MARCELINO DOS SANTOS REVELA QUE A FRELIMO JÁ TINHA DECIDIDO APOSTAR NUMA NOVA LIDERANÇA
Numa entrevista inusitada, Marcelino dos Santos abriu o repositório da memória colectiva da história deste país que é, afinal, a sua trajectória política. Porque a história deste homem é a História de Moçambique pela simples razão de que não se pode falar nem de uma nem de outra sem uma alusão mútua. Dir-se-ia que estamos em presença do Sr. História de Moçambique.
Marcelino dos Santos fala de si, dos seus companheiros, do passado, do presente, mas sobretudo do que espera que seja o futuro de um pais que "ajudou a nascer e a criar". Eis as partes significativas de uma entrevista de hora e meia, que pode ser integralmente acompanhada, na próxima terça-feira, na STV.
As razões para nunca ter sido Presidente
- Quando Samora morreu, o senhor era o número dois do país, mas foi Chissano que passou a Presidente. Foi por opção pessoal ou do partido?
- Eu compreendo essa pergunta. Muita gente já me questionou porque é que não fui presidente da Frelimo. Não tenham problemas, não há conflito nenhum entre eu e Chissano, entre eu e qualquer outro membro da Frelimo. Foi uma necessidade que nós sentimos de pôr o Presidente Chissano. Se vocês querem saber mais, aí terão que esperar um pouco mais. Mas acreditem, estávamos e permanecemos unidos. O povo moçambicano dá-me uma certa liberdade para eu não falar tudo sobre este assunto.
- Coloquei essa questão porque durante muito tempo o senhor foi o número dois da Frelimo, mas não avançou após a morte de Mondlane e voltou a não avançar após a morte de Machel...
- Eu falo para dizer ao povo moçambicano que não se preocupe com isso. Não há nada de grave nisso. Um dia, quando chegar o momento, vão saber porquê.
- Esse esclarecimento será feito por si ou após a sua morte?
- Sei lá, nunca por mim sozinho mesmo se for pela minha boca, terá sempre a voz do partido.

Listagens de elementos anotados
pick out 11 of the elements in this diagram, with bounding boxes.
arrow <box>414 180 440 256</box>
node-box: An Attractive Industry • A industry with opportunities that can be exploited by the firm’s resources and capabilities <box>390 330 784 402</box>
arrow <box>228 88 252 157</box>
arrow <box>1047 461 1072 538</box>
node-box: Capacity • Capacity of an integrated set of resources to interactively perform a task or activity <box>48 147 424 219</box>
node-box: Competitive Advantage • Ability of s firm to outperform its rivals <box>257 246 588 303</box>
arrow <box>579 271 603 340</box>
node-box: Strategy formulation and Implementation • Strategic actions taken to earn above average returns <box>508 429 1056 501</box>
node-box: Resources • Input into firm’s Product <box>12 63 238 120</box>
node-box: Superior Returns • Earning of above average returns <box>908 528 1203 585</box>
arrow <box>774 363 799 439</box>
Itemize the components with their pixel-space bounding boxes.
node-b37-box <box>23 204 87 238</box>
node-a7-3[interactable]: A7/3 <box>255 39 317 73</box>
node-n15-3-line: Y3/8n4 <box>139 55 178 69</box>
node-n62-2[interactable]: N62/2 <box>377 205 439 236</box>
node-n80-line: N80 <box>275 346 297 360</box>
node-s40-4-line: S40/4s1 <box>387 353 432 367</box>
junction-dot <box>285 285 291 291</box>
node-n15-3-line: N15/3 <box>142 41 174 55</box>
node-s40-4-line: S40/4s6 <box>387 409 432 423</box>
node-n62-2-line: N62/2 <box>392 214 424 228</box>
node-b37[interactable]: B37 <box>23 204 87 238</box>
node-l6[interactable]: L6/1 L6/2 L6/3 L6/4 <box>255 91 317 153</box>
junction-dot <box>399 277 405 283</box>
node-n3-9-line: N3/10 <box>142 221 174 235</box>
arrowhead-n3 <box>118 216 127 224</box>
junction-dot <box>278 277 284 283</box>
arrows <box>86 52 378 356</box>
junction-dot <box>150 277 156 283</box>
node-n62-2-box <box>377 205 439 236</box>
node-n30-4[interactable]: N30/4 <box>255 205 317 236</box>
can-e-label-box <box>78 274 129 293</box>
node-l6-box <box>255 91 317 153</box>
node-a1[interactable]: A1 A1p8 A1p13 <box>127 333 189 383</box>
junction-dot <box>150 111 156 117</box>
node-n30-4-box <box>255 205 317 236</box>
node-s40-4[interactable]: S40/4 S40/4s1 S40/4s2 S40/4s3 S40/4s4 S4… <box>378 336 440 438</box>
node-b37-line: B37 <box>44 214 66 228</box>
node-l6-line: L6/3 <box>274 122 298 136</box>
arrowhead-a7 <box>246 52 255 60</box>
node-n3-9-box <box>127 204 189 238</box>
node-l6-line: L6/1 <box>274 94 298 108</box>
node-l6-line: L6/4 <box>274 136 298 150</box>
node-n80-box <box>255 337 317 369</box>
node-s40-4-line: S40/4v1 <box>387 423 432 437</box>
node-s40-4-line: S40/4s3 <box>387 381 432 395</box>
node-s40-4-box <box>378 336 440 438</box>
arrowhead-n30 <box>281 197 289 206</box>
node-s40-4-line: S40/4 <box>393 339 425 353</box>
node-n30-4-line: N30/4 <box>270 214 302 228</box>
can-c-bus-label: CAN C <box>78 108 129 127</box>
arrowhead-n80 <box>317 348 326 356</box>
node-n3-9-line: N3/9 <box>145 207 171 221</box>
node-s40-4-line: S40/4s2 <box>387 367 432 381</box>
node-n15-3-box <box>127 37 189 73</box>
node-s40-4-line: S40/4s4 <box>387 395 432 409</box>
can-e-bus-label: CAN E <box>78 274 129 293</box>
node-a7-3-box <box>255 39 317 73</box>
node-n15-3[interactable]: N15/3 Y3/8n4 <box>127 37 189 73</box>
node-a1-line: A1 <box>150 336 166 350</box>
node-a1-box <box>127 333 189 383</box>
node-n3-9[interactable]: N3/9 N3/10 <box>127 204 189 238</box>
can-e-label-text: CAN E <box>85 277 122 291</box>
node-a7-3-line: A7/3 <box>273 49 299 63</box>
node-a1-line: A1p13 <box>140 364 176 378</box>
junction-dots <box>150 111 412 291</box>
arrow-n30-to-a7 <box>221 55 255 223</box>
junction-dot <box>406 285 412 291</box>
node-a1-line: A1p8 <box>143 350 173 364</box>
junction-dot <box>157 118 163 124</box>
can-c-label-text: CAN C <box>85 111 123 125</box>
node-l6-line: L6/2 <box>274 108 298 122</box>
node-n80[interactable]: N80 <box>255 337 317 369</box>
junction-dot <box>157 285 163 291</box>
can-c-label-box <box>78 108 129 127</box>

ENUNCIADO PROPOSTO A
Segundo o excerto da entrevista a Marcelino dos Santos, em que canal de televisão pode a entrevista ser acompanhada na íntegra?
ENUNCIADO PROPOSTO B
Devolva, do excerto da entrevista a Marcelino dos Santos, o trecho que vai desde "Marcelino dos Santos fala" até "terça-feira, na STV.", inclusive, sem qualquer alteração.
Os dados não são necessários para a resolução.

RESOLUÇÃO DO EXERCÍCIO A
Na STV.

RESOLUÇÃO DO EXERCÍCIO B
Marcelino dos Santos fala de si, dos seus companheiros, do passado, do presente, mas sobretudo do que espera que seja o futuro de um pais que "ajudou a nascer e a criar". Eis as partes significativas de uma entrevista de hora e meia, que pode ser integralmente acompanhada, na próxima terça-feira, na STV.